▶ _Supplied records_:
--------

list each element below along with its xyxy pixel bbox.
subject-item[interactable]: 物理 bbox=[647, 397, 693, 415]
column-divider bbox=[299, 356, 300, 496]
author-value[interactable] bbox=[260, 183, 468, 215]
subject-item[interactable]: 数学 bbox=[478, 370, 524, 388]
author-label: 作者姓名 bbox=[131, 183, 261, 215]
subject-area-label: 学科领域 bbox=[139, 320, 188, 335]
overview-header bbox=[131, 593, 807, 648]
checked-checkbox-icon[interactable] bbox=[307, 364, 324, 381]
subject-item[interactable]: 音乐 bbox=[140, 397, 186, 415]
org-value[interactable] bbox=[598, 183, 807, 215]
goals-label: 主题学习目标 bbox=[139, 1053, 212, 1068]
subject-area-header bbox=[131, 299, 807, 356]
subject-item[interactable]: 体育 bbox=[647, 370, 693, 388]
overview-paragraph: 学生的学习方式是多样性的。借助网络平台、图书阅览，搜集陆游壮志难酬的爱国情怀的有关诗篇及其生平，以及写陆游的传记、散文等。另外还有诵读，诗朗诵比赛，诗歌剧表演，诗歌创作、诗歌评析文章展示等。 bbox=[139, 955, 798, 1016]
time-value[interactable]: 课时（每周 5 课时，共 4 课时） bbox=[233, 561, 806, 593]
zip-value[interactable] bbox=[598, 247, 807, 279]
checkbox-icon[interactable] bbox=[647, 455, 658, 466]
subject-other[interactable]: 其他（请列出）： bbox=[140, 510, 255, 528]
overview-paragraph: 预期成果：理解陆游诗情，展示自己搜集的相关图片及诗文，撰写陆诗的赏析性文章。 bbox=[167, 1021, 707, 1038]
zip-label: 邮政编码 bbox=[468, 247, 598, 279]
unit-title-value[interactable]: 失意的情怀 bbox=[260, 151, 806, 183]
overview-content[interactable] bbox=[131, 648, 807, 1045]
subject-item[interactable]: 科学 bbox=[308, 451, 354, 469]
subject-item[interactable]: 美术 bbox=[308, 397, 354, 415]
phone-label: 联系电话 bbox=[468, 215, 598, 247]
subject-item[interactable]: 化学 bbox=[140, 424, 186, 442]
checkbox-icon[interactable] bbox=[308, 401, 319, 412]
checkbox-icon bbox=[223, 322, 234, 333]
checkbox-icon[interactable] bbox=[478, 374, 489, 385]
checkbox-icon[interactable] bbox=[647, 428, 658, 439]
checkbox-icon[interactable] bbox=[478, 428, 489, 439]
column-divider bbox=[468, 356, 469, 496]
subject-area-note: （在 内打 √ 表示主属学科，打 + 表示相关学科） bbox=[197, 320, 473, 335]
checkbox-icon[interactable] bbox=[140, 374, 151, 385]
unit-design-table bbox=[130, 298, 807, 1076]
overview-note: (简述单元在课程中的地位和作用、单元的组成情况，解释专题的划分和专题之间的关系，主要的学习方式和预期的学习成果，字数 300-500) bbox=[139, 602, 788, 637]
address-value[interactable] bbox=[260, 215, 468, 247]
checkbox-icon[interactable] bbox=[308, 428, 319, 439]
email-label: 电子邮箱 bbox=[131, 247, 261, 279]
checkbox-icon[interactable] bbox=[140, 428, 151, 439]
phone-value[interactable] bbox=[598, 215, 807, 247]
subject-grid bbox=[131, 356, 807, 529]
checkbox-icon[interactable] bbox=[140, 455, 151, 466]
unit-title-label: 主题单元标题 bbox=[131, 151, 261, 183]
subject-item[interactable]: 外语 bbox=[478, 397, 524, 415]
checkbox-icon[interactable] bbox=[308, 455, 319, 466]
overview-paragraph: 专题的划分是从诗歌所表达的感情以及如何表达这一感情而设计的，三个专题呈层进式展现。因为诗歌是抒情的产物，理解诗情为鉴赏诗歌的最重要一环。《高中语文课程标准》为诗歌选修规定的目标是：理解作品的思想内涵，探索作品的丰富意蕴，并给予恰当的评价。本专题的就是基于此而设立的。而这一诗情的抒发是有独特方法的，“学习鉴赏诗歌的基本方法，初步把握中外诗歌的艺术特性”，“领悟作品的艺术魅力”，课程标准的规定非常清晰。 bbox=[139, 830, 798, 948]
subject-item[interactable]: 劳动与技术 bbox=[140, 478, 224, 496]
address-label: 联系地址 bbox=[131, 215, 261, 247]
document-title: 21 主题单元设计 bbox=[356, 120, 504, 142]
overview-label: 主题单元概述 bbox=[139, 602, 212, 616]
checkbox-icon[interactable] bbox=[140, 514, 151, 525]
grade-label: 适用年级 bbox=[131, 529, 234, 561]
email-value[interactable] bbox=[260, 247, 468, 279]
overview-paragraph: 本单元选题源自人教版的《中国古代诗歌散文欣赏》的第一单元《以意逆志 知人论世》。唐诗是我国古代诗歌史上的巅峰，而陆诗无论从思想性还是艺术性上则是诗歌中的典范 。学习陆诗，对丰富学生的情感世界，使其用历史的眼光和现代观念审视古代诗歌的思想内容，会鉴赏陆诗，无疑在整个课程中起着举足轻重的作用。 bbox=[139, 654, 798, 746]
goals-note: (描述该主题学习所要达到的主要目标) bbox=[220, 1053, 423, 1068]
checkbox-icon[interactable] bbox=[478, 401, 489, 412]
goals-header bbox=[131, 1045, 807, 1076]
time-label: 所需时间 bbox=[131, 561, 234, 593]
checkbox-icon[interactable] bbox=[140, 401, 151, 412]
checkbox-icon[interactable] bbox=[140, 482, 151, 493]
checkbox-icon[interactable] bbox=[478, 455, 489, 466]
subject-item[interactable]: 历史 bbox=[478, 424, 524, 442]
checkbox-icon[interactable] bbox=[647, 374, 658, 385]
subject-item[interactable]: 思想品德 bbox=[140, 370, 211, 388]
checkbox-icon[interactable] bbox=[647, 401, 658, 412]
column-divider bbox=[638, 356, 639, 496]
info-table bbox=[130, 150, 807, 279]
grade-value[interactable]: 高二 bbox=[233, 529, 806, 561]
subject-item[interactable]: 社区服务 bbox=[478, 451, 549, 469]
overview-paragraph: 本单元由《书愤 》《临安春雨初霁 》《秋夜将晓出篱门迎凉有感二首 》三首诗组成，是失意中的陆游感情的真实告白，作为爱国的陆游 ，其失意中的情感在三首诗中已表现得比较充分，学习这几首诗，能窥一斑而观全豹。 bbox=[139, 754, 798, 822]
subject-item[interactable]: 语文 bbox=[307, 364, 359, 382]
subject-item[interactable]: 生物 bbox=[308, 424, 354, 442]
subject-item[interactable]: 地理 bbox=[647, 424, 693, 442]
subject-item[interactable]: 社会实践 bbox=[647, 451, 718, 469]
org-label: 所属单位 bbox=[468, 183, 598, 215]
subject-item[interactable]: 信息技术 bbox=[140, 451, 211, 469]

--------

▶ _Exercise_: Rewrite every line of the entry above as a JSON list of strings, one string per line, leaving out any blank lines.

▶ _Expected answer_:
[
  "list each element below along with its xyxy pixel bbox.",
  "subject-item[interactable]: 物理 bbox=[647, 397, 693, 415]",
  "column-divider bbox=[299, 356, 300, 496]",
  "author-value[interactable] bbox=[260, 183, 468, 215]",
  "subject-item[interactable]: 数学 bbox=[478, 370, 524, 388]",
  "author-label: 作者姓名 bbox=[131, 183, 261, 215]",
  "subject-area-label: 学科领域 bbox=[139, 320, 188, 335]",
  "overview-header bbox=[131, 593, 807, 648]",
  "checked-checkbox-icon[interactable] bbox=[307, 364, 324, 381]",
  "subject-item[interactable]: 音乐 bbox=[140, 397, 186, 415]",
  "org-value[interactable] bbox=[598, 183, 807, 215]",
  "goals-label: 主题学习目标 bbox=[139, 1053, 212, 1068]",
  "subject-area-header bbox=[131, 299, 807, 356]",
  "subject-item[interactable]: 体育 bbox=[647, 370, 693, 388]",
  "overview-paragraph: 学生的学习方式是多样性的。借助网络平台、图书阅览，搜集陆游壮志难酬的爱国情怀的有关诗篇及其生平，以及写陆游的传记、散文等。另外还有诵读，诗朗诵比赛，诗歌剧表演，诗歌创作、诗歌评析文章展示等。 bbox=[139, 955, 798, 1016]",
  "time-value[interactable]: 课时（每周 5 课时，共 4 课时） bbox=[233, 561, 806, 593]",
  "zip-value[interactable] bbox=[598, 247, 807, 279]",
  "checkbox-icon[interactable] bbox=[647, 455, 658, 466]",
  "subject-other[interactable]: 其他（请列出）： bbox=[140, 510, 255, 528]",
  "overview-paragraph: 预期成果：理解陆游诗情，展示自己搜集的相关图片及诗文，撰写陆诗的赏析性文章。 bbox=[167, 1021, 707, 1038]",
  "zip-label: 邮政编码 bbox=[468, 247, 598, 279]",
  "unit-title-value[interactable]: 失意的情怀 bbox=[260, 151, 806, 183]",
  "overview-content[interactable] bbox=[131, 648, 807, 1045]",
  "subject-item[interactable]: 科学 bbox=[308, 451, 354, 469]",
  "subject-item[interactable]: 美术 bbox=[308, 397, 354, 415]",
  "phone-label: 联系电话 bbox=[468, 215, 598, 247]",
  "subject-item[interactable]: 化学 bbox=[140, 424, 186, 442]",
  "checkbox-icon[interactable] bbox=[308, 401, 319, 412]",
  "checkbox-icon bbox=[223, 322, 234, 333]",
  "checkbox-icon[interactable] bbox=[478, 374, 489, 385]",
  "checkbox-icon[interactable] bbox=[647, 428, 658, 439]",
  "checkbox-icon[interactable] bbox=[478, 428, 489, 439]",
  "column-divider bbox=[468, 356, 469, 496]",
  "subject-area-note: （在 内打 √ 表示主属学科，打 + 表示相关学科） bbox=[197, 320, 473, 335]",
  "checkbox-icon[interactable] bbox=[140, 374, 151, 385]",
  "unit-design-table bbox=[130, 298, 807, 1076]",
  "overview-note: (简述单元在课程中的地位和作用、单元的组成情况，解释专题的划分和专题之间的关系，主要的学习方式和预期的学习成果，字数 300-500) bbox=[139, 602, 788, 637]",
  "address-value[interactable] bbox=[260, 215, 468, 247]",
  "checkbox-icon[interactable] bbox=[308, 428, 319, 439]",
  "email-label: 电子邮箱 bbox=[131, 247, 261, 279]",
  "checkbox-icon[interactable] bbox=[140, 428, 151, 439]",
  "phone-value[interactable] bbox=[598, 215, 807, 247]",
  "subject-grid bbox=[131, 356, 807, 529]",
  "checkbox-icon[interactable] bbox=[140, 455, 151, 466]",
  "unit-title-label: 主题单元标题 bbox=[131, 151, 261, 183]",
  "subject-item[interactable]: 外语 bbox=[478, 397, 524, 415]",
  "checkbox-icon[interactable] bbox=[308, 455, 319, 466]",
  "overview-paragraph: 专题的划分是从诗歌所表达的感情以及如何表达这一感情而设计的，三个专题呈层进式展现。因为诗歌是抒情的产物，理解诗情为鉴赏诗歌的最重要一环。《高中语文课程标准》为诗歌选修规定的目标是：理解作品的思想内涵，探索作品的丰富意蕴，并给予恰当的评价。本专题的就是基于此而设立的。而这一诗情的抒发是有独特方法的，“学习鉴赏诗歌的基本方法，初步把握中外诗歌的艺术特性”，“领悟作品的艺术魅力”，课程标准的规定非常清晰。 bbox=[139, 830, 798, 948]",
  "subject-item[interactable]: 劳动与技术 bbox=[140, 478, 224, 496]",
  "address-label: 联系地址 bbox=[131, 215, 261, 247]",
  "document-title: 21 主题单元设计 bbox=[356, 120, 504, 142]",
  "overview-label: 主题单元概述 bbox=[139, 602, 212, 616]",
  "checkbox-icon[interactable] bbox=[140, 514, 151, 525]",
  "grade-label: 适用年级 bbox=[131, 529, 234, 561]",
  "email-value[interactable] bbox=[260, 247, 468, 279]",
  "overview-paragraph: 本单元选题源自人教版的《中国古代诗歌散文欣赏》的第一单元《以意逆志 知人论世》。唐诗是我国古代诗歌史上的巅峰，而陆诗无论从思想性还是艺术性上则是诗歌中的典范 。学习陆诗，对丰富学生的情感世界，使其用历史的眼光和现代观念审视古代诗歌的思想内容，会鉴赏陆诗，无疑在整个课程中起着举足轻重的作用。 bbox=[139, 654, 798, 746]",
  "goals-note: (描述该主题学习所要达到的主要目标) bbox=[220, 1053, 423, 1068]",
  "checkbox-icon[interactable] bbox=[478, 401, 489, 412]",
  "goals-header bbox=[131, 1045, 807, 1076]",
  "time-label: 所需时间 bbox=[131, 561, 234, 593]",
  "checkbox-icon[interactable] bbox=[140, 401, 151, 412]",
  "checkbox-icon[interactable] bbox=[140, 482, 151, 493]",
  "checkbox-icon[interactable] bbox=[478, 455, 489, 466]",
  "subject-item[interactable]: 历史 bbox=[478, 424, 524, 442]",
  "checkbox-icon[interactable] bbox=[647, 374, 658, 385]",
  "subject-item[interactable]: 思想品德 bbox=[140, 370, 211, 388]",
  "checkbox-icon[interactable] bbox=[647, 401, 658, 412]",
  "column-divider bbox=[638, 356, 639, 496]",
  "info-table bbox=[130, 150, 807, 279]",
  "grade-value[interactable]: 高二 bbox=[233, 529, 806, 561]",
  "subject-item[interactable]: 社区服务 bbox=[478, 451, 549, 469]",
  "overview-paragraph: 本单元由《书愤 》《临安春雨初霁 》《秋夜将晓出篱门迎凉有感二首 》三首诗组成，是失意中的陆游感情的真实告白，作为爱国的陆游 ，其失意中的情感在三首诗中已表现得比较充分，学习这几首诗，能窥一斑而观全豹。 bbox=[139, 754, 798, 822]",
  "subject-item[interactable]: 语文 bbox=[307, 364, 359, 382]",
  "subject-item[interactable]: 生物 bbox=[308, 424, 354, 442]",
  "subject-item[interactable]: 地理 bbox=[647, 424, 693, 442]",
  "subject-item[interactable]: 社会实践 bbox=[647, 451, 718, 469]",
  "org-label: 所属单位 bbox=[468, 183, 598, 215]",
  "subject-item[interactable]: 信息技术 bbox=[140, 451, 211, 469]"
]